*Request:*
Every line below that mentions the word "text" should be copied out.

(Stored records)
=====

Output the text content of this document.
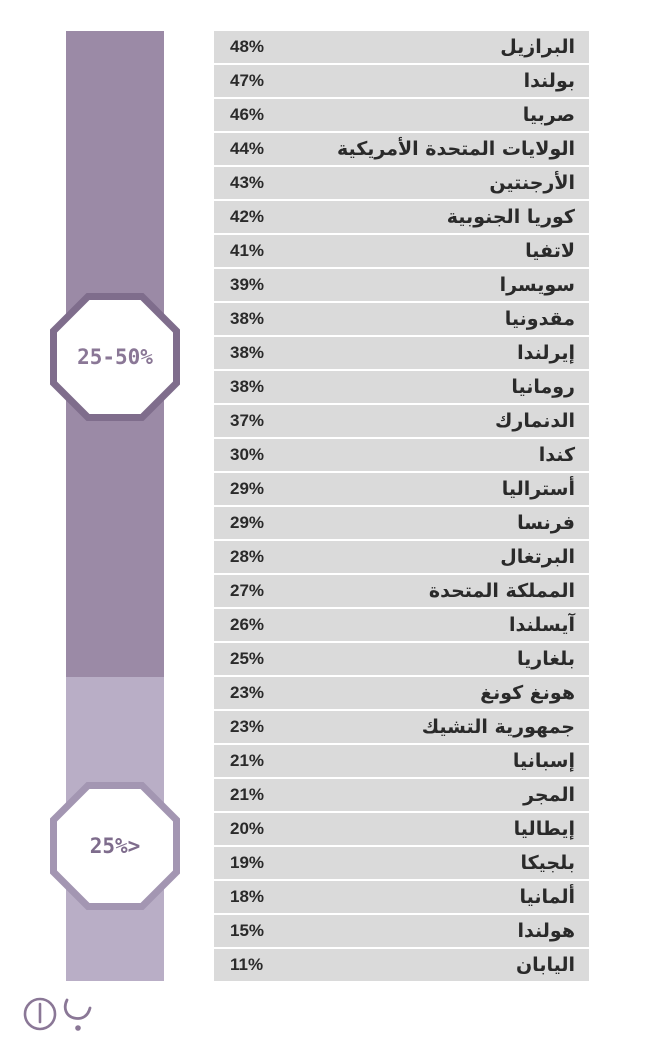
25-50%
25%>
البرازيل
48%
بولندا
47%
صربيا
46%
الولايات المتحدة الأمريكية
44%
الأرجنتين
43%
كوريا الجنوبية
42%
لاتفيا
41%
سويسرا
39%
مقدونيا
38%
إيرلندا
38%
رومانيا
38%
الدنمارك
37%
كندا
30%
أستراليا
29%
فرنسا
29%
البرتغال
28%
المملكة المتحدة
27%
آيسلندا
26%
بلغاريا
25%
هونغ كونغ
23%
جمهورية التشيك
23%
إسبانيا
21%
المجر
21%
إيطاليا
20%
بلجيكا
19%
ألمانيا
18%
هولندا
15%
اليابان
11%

=====

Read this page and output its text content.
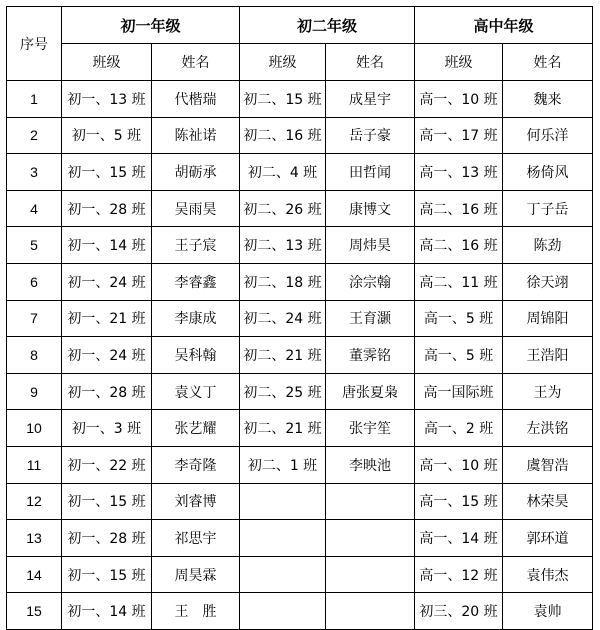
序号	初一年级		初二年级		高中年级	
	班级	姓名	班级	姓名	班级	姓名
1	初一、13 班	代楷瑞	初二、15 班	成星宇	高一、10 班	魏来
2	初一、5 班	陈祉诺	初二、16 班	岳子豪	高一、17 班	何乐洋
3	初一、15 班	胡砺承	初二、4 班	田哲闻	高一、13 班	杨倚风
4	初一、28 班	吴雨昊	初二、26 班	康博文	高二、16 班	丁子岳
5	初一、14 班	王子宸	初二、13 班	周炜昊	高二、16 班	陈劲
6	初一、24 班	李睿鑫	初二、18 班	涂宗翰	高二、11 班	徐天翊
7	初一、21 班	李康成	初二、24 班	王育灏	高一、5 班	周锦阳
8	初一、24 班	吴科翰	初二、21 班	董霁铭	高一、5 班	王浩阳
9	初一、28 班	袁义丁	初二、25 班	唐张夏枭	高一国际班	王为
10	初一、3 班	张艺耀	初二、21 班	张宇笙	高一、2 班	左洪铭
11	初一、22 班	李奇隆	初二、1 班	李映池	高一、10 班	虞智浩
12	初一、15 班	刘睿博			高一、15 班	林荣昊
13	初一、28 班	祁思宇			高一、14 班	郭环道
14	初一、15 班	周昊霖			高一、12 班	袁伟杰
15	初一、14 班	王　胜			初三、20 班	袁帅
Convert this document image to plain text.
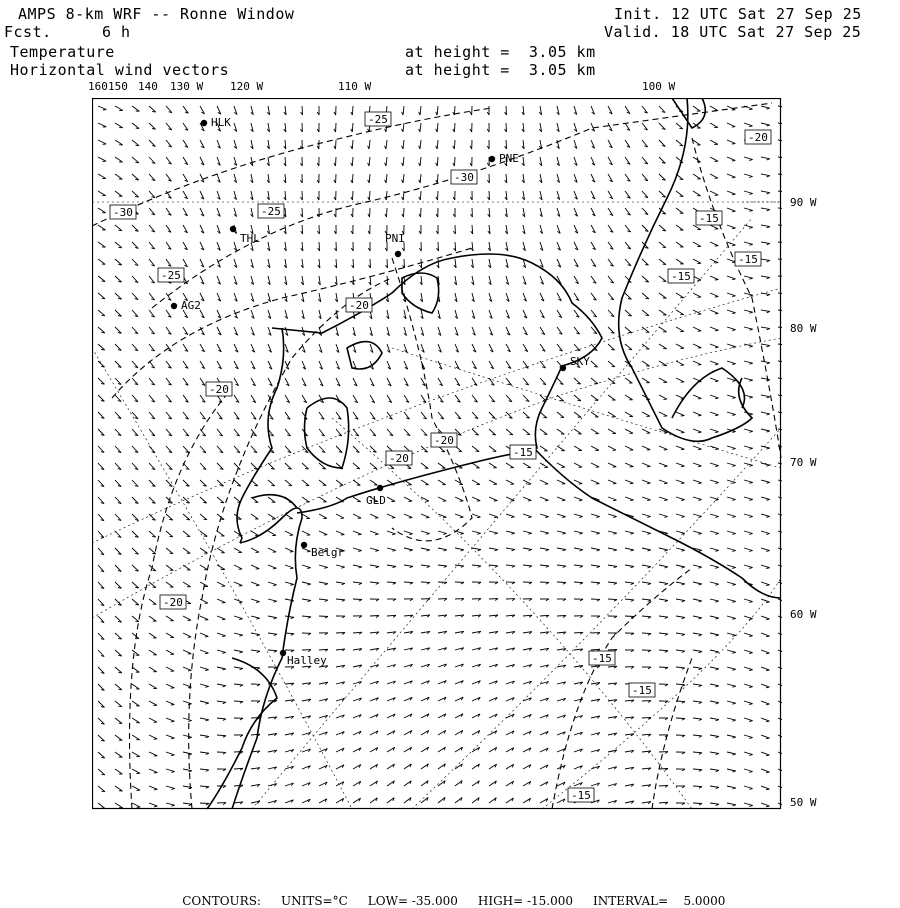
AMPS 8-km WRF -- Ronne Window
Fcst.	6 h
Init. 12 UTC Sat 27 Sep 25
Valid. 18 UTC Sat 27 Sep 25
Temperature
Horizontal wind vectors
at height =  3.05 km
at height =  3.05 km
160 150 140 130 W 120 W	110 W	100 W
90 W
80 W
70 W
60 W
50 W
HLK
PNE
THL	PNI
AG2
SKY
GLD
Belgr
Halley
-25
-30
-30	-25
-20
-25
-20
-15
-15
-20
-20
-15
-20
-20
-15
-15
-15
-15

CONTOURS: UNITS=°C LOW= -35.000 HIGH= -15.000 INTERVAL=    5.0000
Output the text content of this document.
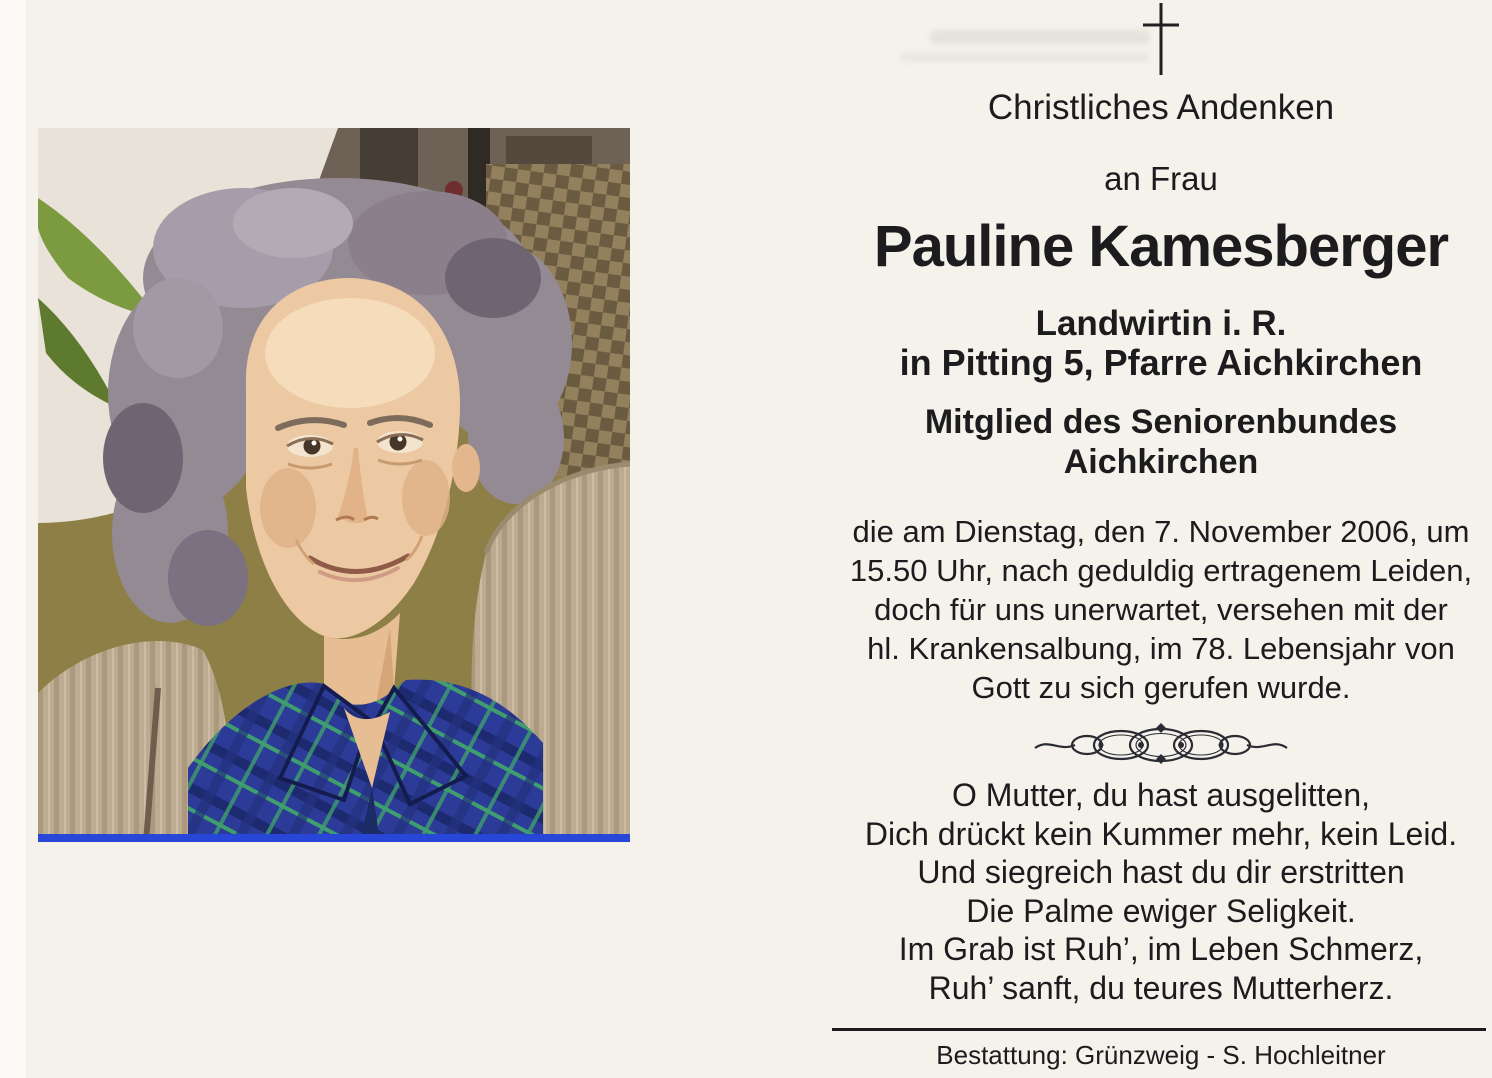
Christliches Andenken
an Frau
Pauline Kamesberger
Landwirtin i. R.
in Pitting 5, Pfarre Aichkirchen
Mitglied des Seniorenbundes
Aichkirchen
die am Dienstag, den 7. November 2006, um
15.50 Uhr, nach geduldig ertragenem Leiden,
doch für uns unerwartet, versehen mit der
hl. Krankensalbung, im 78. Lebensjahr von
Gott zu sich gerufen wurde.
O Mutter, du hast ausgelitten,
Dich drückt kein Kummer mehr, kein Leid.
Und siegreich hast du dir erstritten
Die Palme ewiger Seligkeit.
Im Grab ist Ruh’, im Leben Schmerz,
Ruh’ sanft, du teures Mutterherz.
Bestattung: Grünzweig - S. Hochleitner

=====

*Exercise solution:*
Output the text content of this document.
Read this page and output its text content.
Convert this document image to plain text.
Output the text content of this document.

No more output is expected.